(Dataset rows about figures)
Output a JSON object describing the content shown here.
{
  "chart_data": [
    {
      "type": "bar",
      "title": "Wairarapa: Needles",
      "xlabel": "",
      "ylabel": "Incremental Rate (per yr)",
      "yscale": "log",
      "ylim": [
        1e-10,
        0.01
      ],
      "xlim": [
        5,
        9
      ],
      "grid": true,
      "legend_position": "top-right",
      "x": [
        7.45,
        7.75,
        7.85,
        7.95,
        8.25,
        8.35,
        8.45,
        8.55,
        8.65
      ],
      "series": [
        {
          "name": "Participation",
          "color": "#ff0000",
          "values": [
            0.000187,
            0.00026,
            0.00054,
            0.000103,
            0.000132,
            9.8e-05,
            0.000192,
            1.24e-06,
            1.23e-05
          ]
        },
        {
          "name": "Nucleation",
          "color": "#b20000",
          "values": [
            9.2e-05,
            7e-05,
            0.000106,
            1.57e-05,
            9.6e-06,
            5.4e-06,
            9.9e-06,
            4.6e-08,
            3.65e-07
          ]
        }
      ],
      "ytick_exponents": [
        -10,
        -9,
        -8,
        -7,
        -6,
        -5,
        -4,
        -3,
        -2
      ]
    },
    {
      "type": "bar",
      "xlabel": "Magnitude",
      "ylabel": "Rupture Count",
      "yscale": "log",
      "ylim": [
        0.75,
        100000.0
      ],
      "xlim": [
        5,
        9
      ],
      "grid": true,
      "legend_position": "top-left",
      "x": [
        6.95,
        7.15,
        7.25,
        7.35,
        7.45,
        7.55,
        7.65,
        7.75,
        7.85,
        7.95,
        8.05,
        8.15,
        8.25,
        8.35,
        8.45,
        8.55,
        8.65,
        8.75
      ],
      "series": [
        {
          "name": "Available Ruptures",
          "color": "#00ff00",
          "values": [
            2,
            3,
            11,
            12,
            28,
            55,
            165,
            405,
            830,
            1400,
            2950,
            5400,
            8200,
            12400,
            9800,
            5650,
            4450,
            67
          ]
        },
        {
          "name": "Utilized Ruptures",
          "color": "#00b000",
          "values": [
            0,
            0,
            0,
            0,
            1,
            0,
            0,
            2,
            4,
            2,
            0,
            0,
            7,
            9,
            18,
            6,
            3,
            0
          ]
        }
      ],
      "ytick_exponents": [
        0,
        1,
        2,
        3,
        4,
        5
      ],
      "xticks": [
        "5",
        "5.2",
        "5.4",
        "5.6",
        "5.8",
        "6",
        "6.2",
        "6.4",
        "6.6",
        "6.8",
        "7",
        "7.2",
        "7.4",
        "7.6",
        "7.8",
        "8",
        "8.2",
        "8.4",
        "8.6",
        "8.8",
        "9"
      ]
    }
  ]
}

WHAT THE EXERCISE ASKS:
Here, the records must be output exactly and in full.

COMPLETED TASK:
Output a JSON object describing the content shown here.
{
  "chart_data": [
    {
      "type": "bar",
      "title": "Wairarapa: Needles",
      "xlabel": "",
      "ylabel": "Incremental Rate (per yr)",
      "yscale": "log",
      "ylim": [
        1e-10,
        0.01
      ],
      "xlim": [
        5,
        9
      ],
      "grid": true,
      "legend_position": "top-right",
      "x": [
        7.45,
        7.75,
        7.85,
        7.95,
        8.25,
        8.35,
        8.45,
        8.55,
        8.65
      ],
      "series": [
        {
          "name": "Participation",
          "color": "#ff0000",
          "values": [
            0.000187,
            0.00026,
            0.00054,
            0.000103,
            0.000132,
            9.8e-05,
            0.000192,
            1.24e-06,
            1.23e-05
          ]
        },
        {
          "name": "Nucleation",
          "color": "#b20000",
          "values": [
            9.2e-05,
            7e-05,
            0.000106,
            1.57e-05,
            9.6e-06,
            5.4e-06,
            9.9e-06,
            4.6e-08,
            3.65e-07
          ]
        }
      ],
      "ytick_exponents": [
        -10,
        -9,
        -8,
        -7,
        -6,
        -5,
        -4,
        -3,
        -2
      ]
    },
    {
      "type": "bar",
      "xlabel": "Magnitude",
      "ylabel": "Rupture Count",
      "yscale": "log",
      "ylim": [
        0.75,
        100000.0
      ],
      "xlim": [
        5,
        9
      ],
      "grid": true,
      "legend_position": "top-left",
      "x": [
        6.95,
        7.15,
        7.25,
        7.35,
        7.45,
        7.55,
        7.65,
        7.75,
        7.85,
        7.95,
        8.05,
        8.15,
        8.25,
        8.35,
        8.45,
        8.55,
        8.65,
        8.75
      ],
      "series": [
        {
          "name": "Available Ruptures",
          "color": "#00ff00",
          "values": [
            2,
            3,
            11,
            12,
            28,
            55,
            165,
            405,
            830,
            1400,
            2950,
            5400,
            8200,
            12400,
            9800,
            5650,
            4450,
            67
          ]
        },
        {
          "name": "Utilized Ruptures",
          "color": "#00b000",
          "values": [
            0,
            0,
            0,
            0,
            1,
            0,
            0,
            2,
            4,
            2,
            0,
            0,
            7,
            9,
            18,
            6,
            3,
            0
          ]
        }
      ],
      "ytick_exponents": [
        0,
        1,
        2,
        3,
        4,
        5
      ],
      "xticks": [
        "5",
        "5.2",
        "5.4",
        "5.6",
        "5.8",
        "6",
        "6.2",
        "6.4",
        "6.6",
        "6.8",
        "7",
        "7.2",
        "7.4",
        "7.6",
        "7.8",
        "8",
        "8.2",
        "8.4",
        "8.6",
        "8.8",
        "9"
      ]
    }
  ]
}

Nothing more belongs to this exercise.